### EXERCISE INSTRUCTIONS
Identify each line below containing the string "count" and copy it.

(Dataset records)
* Begin *

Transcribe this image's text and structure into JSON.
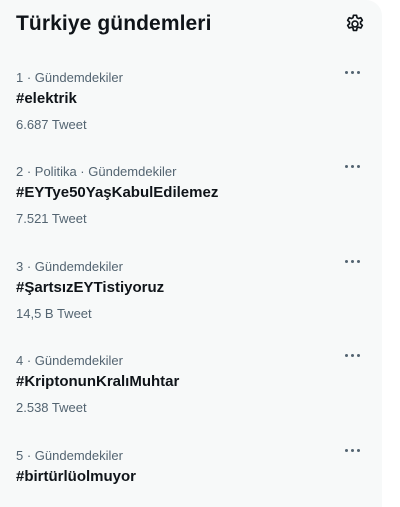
{
  "panel": {
    "title": "Türkiye gündemleri",
    "settings_icon": "gear-icon"
  },
  "trends": [
    {
      "meta": "1 · Gündemdekiler",
      "name": "#elektrik",
      "count": "6.687 Tweet"
    },
    {
      "meta": "2 · Politika · Gündemdekiler",
      "name": "#EYTye50YaşKabulEdilemez",
      "count": "7.521 Tweet"
    },
    {
      "meta": "3 · Gündemdekiler",
      "name": "#ŞartsızEYTistiyoruz",
      "count": "14,5 B Tweet"
    },
    {
      "meta": "4 · Gündemdekiler",
      "name": "#KriptonunKralıMuhtar",
      "count": "2.538 Tweet"
    },
    {
      "meta": "5 · Gündemdekiler",
      "name": "#birtürlüolmuyor",
      "count": ""
    }
  ],
  "more_icon": "more-horizontal-icon"
}
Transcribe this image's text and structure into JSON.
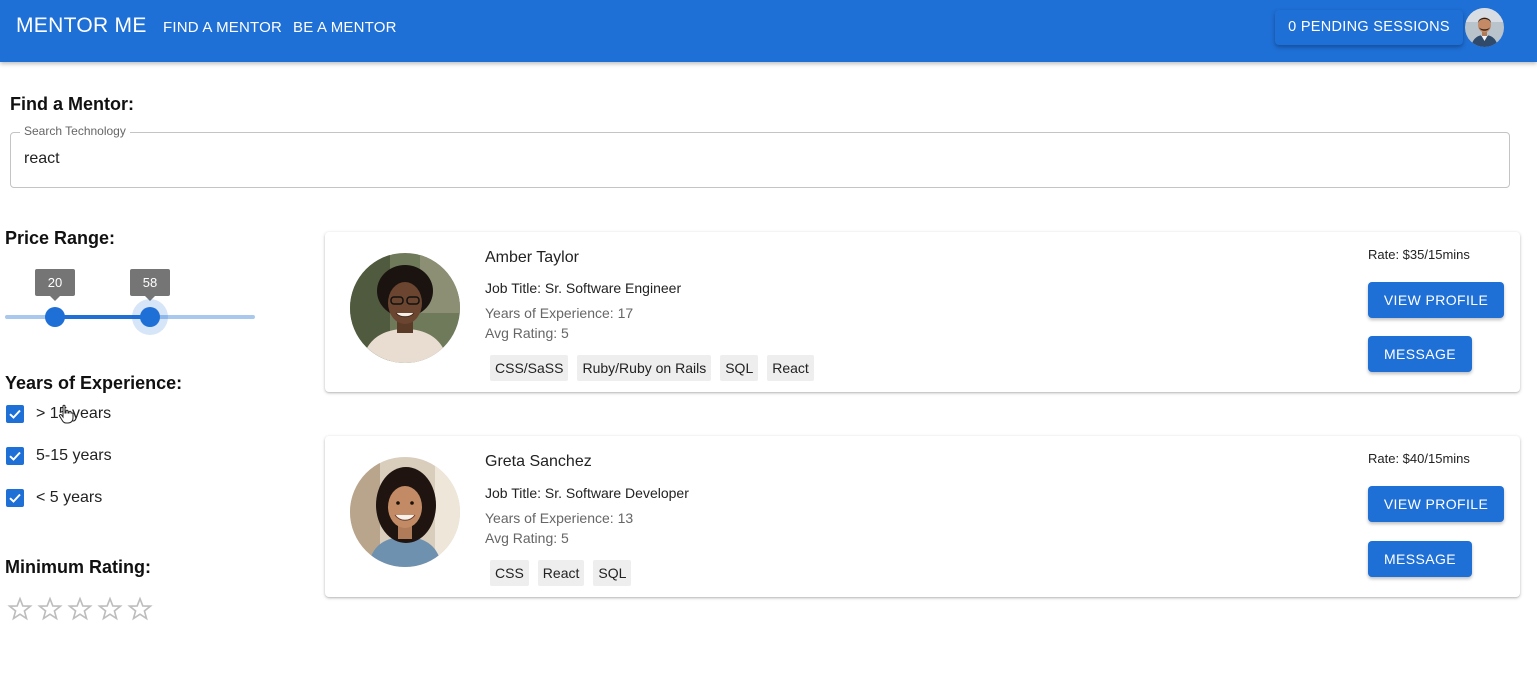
{
  "appbar": {
    "brand": "MENTOR ME",
    "nav": [
      "FIND A MENTOR",
      "BE A MENTOR"
    ],
    "pending_sessions": "0 PENDING SESSIONS",
    "accent": "#1e6fd6"
  },
  "search": {
    "title": "Find a Mentor:",
    "label": "Search Technology",
    "value": "react"
  },
  "filters": {
    "price": {
      "title": "Price Range:",
      "min": "20",
      "max": "58"
    },
    "experience": {
      "title": "Years of Experience:",
      "options": [
        {
          "label": "> 15 years",
          "checked": true
        },
        {
          "label": "5-15 years",
          "checked": true
        },
        {
          "label": "< 5 years",
          "checked": true
        }
      ]
    },
    "rating": {
      "title": "Minimum Rating:",
      "stars_filled": 0,
      "stars_total": 5
    }
  },
  "mentors": [
    {
      "name": "Amber Taylor",
      "job": "Job Title: Sr. Software Engineer",
      "experience": "Years of Experience: 17",
      "rating": "Avg Rating: 5",
      "tags": [
        "CSS/SaSS",
        "Ruby/Ruby on Rails",
        "SQL",
        "React"
      ],
      "rate": "Rate: $35/15mins",
      "view_label": "VIEW PROFILE",
      "message_label": "MESSAGE"
    },
    {
      "name": "Greta Sanchez",
      "job": "Job Title: Sr. Software Developer",
      "experience": "Years of Experience: 13",
      "rating": "Avg Rating: 5",
      "tags": [
        "CSS",
        "React",
        "SQL"
      ],
      "rate": "Rate: $40/15mins",
      "view_label": "VIEW PROFILE",
      "message_label": "MESSAGE"
    }
  ]
}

* End *

### CORRECT RESPONSE
      "count": "6.687 Tweet"
      "count": "7.521 Tweet"
      "count": "14,5 B Tweet"
      "count": "2.538 Tweet"
      "count": ""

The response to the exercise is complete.